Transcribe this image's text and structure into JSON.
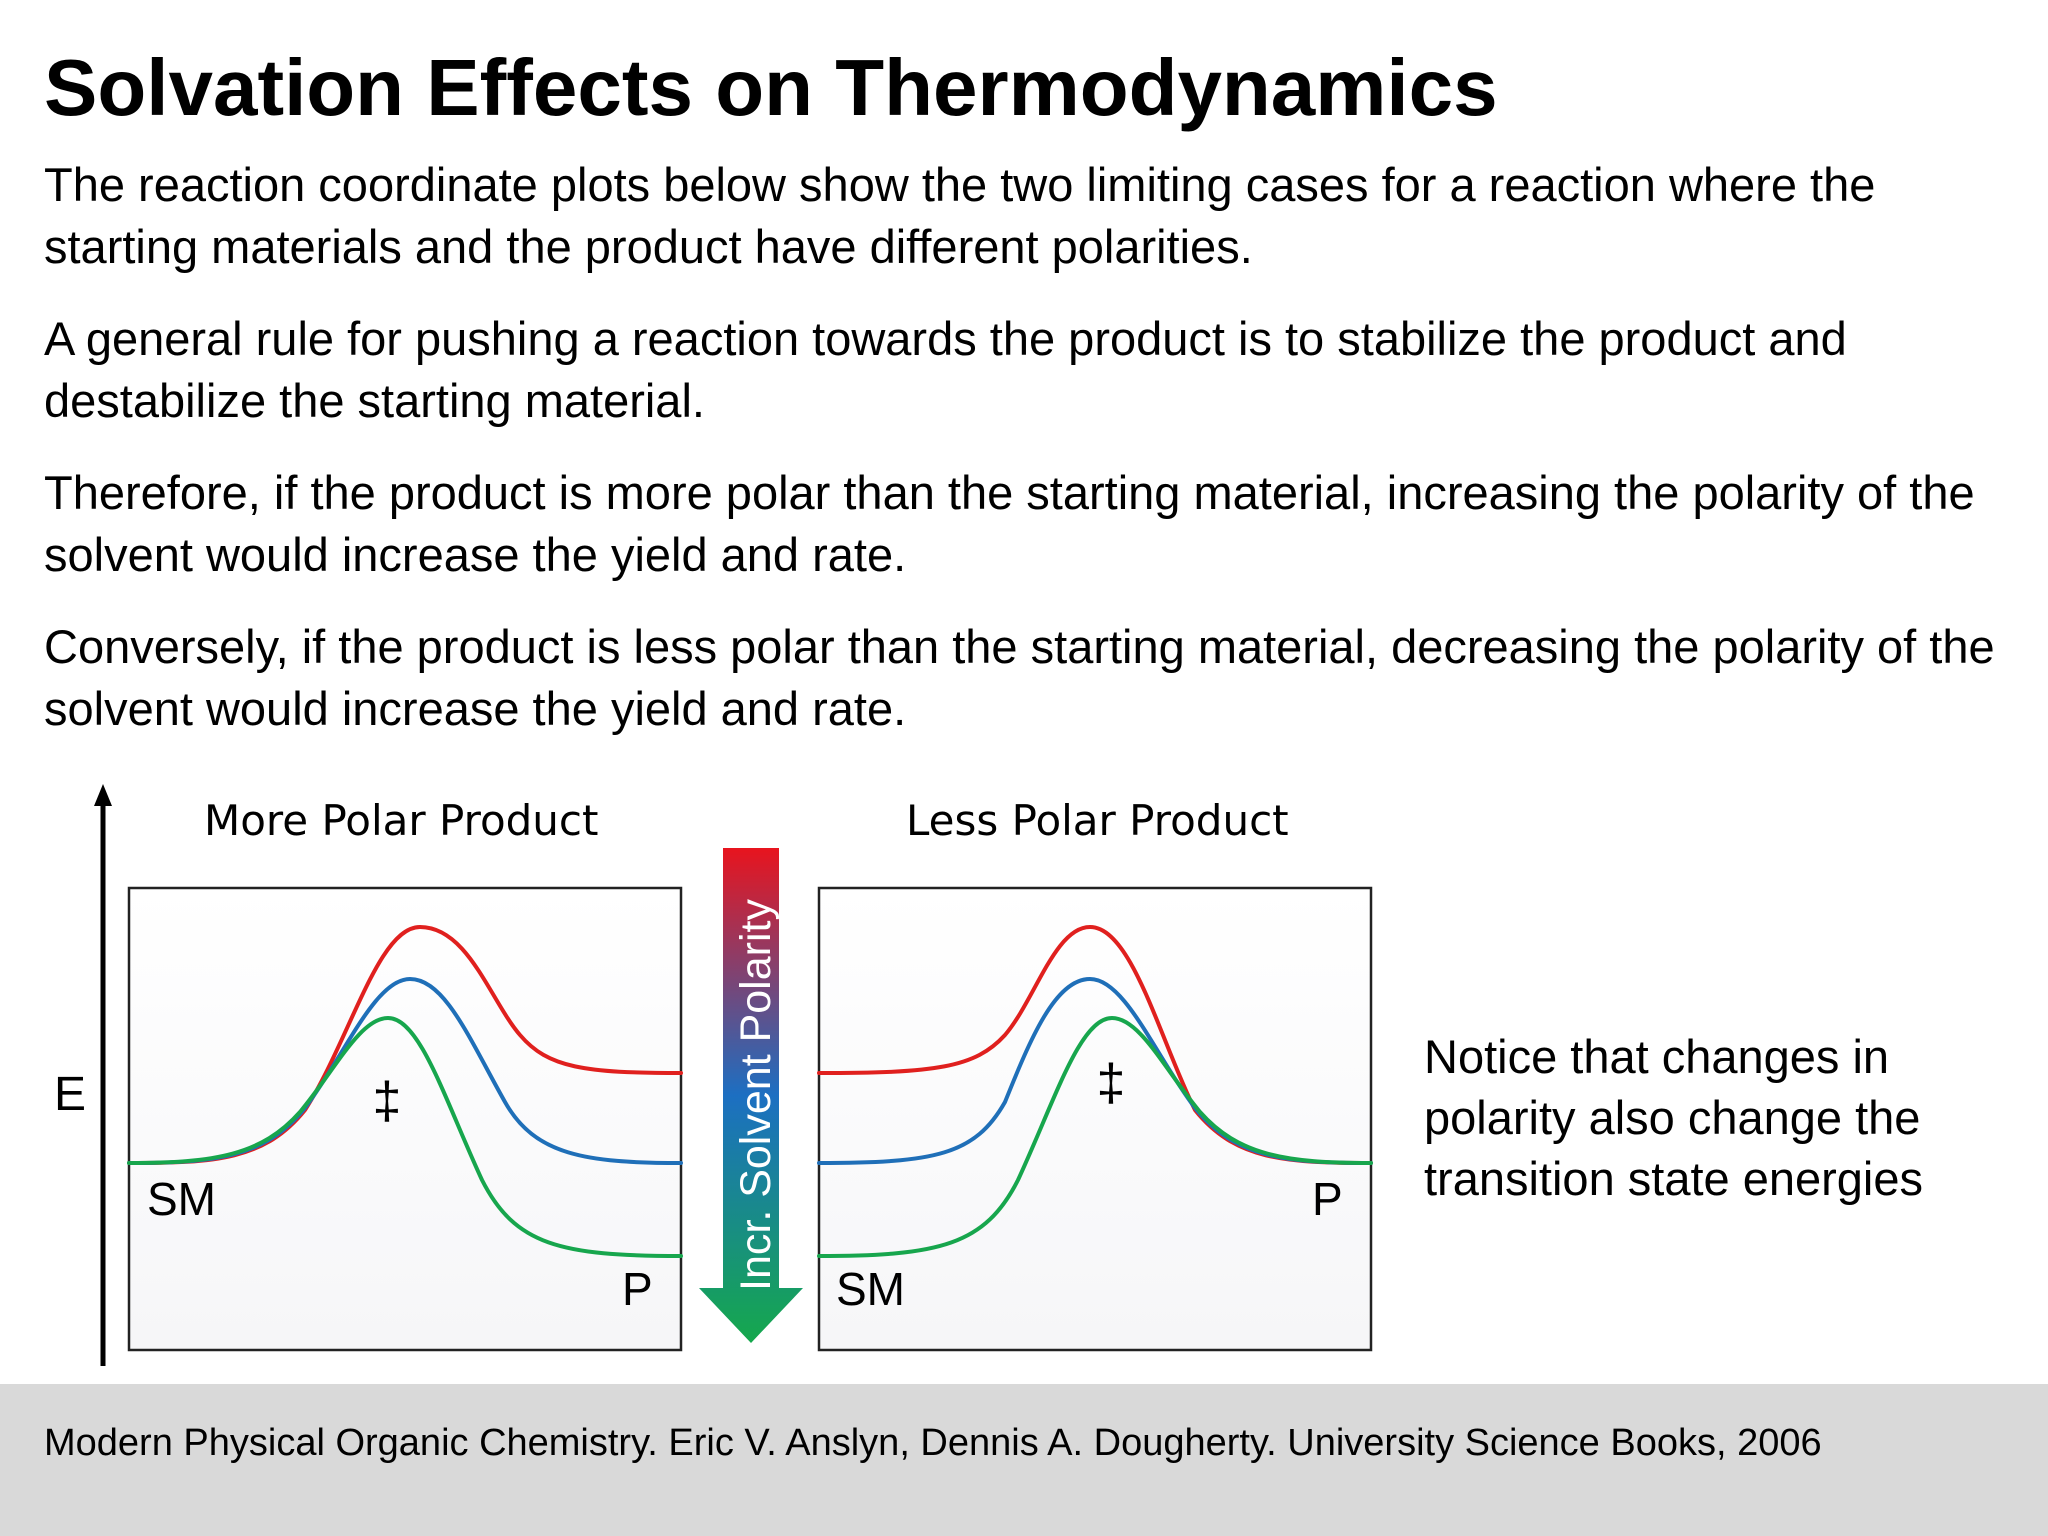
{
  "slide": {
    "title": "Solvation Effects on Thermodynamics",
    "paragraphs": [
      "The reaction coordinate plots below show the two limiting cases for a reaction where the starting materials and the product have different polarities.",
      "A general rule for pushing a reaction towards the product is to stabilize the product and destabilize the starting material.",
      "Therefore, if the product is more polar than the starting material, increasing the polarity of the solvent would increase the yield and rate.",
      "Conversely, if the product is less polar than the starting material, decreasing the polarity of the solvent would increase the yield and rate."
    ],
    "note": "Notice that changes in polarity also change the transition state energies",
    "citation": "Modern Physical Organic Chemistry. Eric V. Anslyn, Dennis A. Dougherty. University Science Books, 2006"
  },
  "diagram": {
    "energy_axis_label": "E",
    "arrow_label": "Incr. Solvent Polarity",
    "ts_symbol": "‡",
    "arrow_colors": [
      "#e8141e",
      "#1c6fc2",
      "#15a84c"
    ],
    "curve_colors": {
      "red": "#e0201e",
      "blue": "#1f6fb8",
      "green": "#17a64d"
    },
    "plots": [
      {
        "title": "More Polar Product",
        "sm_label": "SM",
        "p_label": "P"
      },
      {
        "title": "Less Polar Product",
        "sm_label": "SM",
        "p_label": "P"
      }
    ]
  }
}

____

Can you repeat every record above exactly, apart from the pictures?

Transcribe this image's text and structure into JSON.
{
  "slide": {
    "title": "Solvation Effects on Thermodynamics",
    "paragraphs": [
      "The reaction coordinate plots below show the two limiting cases for a reaction where the starting materials and the product have different polarities.",
      "A general rule for pushing a reaction towards the product is to stabilize the product and destabilize the starting material.",
      "Therefore, if the product is more polar than the starting material, increasing the polarity of the solvent would increase the yield and rate.",
      "Conversely, if the product is less polar than the starting material, decreasing the polarity of the solvent would increase the yield and rate."
    ],
    "note": "Notice that changes in polarity also change the transition state energies",
    "citation": "Modern Physical Organic Chemistry. Eric V. Anslyn, Dennis A. Dougherty. University Science Books, 2006"
  },
  "diagram": {
    "energy_axis_label": "E",
    "arrow_label": "Incr. Solvent Polarity",
    "ts_symbol": "‡",
    "arrow_colors": [
      "#e8141e",
      "#1c6fc2",
      "#15a84c"
    ],
    "curve_colors": {
      "red": "#e0201e",
      "blue": "#1f6fb8",
      "green": "#17a64d"
    },
    "plots": [
      {
        "title": "More Polar Product",
        "sm_label": "SM",
        "p_label": "P"
      },
      {
        "title": "Less Polar Product",
        "sm_label": "SM",
        "p_label": "P"
      }
    ]
  }
}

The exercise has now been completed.